> [Work to complete]: Below are the records; locate each line with the word "name" and copy it.
[Start]
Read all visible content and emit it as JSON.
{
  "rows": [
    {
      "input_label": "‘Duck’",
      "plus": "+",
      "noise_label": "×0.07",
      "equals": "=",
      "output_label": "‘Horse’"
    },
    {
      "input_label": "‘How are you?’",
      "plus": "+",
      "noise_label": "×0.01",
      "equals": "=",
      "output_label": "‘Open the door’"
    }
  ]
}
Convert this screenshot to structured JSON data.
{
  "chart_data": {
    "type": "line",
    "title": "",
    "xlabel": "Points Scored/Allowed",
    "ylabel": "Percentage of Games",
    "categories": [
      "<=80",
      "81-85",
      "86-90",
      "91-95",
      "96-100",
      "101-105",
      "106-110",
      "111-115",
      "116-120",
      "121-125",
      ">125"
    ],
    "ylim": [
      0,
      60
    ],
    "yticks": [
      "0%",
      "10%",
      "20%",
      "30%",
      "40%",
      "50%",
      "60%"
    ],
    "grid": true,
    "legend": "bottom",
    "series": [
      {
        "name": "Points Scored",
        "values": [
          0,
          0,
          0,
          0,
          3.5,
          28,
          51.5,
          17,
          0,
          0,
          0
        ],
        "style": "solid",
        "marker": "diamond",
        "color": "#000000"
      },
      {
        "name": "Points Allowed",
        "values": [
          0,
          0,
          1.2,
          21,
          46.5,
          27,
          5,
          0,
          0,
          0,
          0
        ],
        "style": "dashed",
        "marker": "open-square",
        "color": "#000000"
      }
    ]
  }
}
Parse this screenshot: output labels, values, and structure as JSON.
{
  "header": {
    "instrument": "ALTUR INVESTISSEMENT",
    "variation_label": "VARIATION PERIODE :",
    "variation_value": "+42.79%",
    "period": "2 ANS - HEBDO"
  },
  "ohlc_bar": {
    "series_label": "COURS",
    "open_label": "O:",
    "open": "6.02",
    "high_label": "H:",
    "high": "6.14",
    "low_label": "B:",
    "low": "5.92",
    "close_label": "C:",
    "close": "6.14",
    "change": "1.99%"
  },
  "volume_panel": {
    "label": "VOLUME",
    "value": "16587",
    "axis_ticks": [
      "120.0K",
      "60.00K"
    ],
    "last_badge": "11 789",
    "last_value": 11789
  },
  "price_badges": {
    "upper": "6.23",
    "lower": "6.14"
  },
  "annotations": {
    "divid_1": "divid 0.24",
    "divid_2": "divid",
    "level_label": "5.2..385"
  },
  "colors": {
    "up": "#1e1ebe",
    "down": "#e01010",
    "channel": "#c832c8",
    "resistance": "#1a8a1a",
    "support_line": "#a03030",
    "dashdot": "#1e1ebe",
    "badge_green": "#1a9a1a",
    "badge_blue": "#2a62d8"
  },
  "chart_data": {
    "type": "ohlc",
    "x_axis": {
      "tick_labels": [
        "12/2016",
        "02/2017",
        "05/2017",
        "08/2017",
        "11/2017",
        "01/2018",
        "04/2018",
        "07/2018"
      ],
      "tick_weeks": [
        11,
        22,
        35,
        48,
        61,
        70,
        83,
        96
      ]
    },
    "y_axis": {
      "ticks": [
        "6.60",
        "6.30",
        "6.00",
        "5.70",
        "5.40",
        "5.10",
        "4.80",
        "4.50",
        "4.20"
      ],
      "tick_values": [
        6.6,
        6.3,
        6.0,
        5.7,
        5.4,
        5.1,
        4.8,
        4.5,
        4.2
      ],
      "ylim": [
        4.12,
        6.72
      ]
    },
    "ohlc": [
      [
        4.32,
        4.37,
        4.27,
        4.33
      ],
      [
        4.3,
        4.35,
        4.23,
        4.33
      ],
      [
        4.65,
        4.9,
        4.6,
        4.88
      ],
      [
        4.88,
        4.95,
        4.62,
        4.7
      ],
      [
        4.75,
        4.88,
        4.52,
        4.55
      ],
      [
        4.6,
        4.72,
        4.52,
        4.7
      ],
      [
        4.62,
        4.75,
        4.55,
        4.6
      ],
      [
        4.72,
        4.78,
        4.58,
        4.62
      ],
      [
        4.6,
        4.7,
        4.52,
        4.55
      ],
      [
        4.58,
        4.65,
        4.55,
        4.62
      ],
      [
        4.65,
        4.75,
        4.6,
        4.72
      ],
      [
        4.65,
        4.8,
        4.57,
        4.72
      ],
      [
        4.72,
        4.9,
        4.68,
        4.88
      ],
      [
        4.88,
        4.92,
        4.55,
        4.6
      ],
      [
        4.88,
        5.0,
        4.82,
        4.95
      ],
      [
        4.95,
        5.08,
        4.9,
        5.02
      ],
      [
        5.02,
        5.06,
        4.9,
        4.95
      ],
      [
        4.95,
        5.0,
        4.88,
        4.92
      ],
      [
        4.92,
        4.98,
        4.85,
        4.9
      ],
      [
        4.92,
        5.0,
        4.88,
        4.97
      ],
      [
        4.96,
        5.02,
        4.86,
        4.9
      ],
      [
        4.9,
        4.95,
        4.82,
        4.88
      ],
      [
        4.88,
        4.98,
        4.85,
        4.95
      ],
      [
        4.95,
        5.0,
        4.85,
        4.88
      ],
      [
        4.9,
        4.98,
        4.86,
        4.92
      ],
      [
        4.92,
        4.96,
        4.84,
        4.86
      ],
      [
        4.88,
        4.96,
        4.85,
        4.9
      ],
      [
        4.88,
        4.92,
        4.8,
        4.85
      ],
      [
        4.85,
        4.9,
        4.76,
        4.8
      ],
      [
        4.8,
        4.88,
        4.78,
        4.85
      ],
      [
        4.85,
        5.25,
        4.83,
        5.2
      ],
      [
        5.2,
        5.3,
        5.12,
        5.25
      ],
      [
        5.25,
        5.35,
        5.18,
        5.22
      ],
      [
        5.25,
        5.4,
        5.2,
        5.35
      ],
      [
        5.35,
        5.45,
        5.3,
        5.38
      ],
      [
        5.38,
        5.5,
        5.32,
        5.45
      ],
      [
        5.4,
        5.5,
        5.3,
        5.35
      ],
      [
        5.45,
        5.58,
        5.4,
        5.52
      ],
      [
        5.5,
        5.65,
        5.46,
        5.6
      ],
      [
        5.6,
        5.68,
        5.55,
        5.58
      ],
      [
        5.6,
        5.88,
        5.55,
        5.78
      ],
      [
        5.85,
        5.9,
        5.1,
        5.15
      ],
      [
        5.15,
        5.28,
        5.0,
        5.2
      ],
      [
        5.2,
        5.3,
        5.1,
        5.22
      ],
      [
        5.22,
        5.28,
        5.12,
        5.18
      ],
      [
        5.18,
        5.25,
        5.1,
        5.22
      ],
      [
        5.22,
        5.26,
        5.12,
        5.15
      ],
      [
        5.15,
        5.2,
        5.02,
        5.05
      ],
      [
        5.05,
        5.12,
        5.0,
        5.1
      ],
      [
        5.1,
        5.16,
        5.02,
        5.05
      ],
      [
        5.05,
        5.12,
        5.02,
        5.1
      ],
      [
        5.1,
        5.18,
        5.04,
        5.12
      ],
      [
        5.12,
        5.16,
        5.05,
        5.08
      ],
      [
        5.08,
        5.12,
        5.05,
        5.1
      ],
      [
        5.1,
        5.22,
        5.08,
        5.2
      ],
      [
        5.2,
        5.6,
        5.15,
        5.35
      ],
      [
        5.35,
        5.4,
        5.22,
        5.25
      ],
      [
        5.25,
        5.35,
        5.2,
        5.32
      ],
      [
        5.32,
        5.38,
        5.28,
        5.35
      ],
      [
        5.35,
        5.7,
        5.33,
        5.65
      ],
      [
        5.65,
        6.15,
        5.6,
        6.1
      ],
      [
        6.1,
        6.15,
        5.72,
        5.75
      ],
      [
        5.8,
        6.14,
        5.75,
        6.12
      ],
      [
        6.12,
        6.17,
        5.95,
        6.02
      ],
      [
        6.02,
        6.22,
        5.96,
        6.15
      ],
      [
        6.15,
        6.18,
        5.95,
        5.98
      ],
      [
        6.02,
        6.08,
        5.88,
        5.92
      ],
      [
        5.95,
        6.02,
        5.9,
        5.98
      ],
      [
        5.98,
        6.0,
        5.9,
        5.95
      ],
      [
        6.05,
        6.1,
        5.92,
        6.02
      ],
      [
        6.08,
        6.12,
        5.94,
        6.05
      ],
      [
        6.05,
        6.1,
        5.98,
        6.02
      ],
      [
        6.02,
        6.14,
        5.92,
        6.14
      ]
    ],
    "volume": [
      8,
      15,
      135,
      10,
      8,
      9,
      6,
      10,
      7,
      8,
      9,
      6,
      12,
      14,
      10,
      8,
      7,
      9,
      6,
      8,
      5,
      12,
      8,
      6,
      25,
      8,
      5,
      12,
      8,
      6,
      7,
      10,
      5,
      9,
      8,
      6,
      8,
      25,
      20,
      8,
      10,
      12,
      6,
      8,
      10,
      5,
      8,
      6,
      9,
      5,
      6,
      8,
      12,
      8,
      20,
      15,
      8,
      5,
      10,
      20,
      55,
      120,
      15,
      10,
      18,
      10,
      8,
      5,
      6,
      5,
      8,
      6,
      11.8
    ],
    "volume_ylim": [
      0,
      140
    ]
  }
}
[End]
> [Completed exercise]:
        "name": "Points Scored",
        "name": "Points Allowed",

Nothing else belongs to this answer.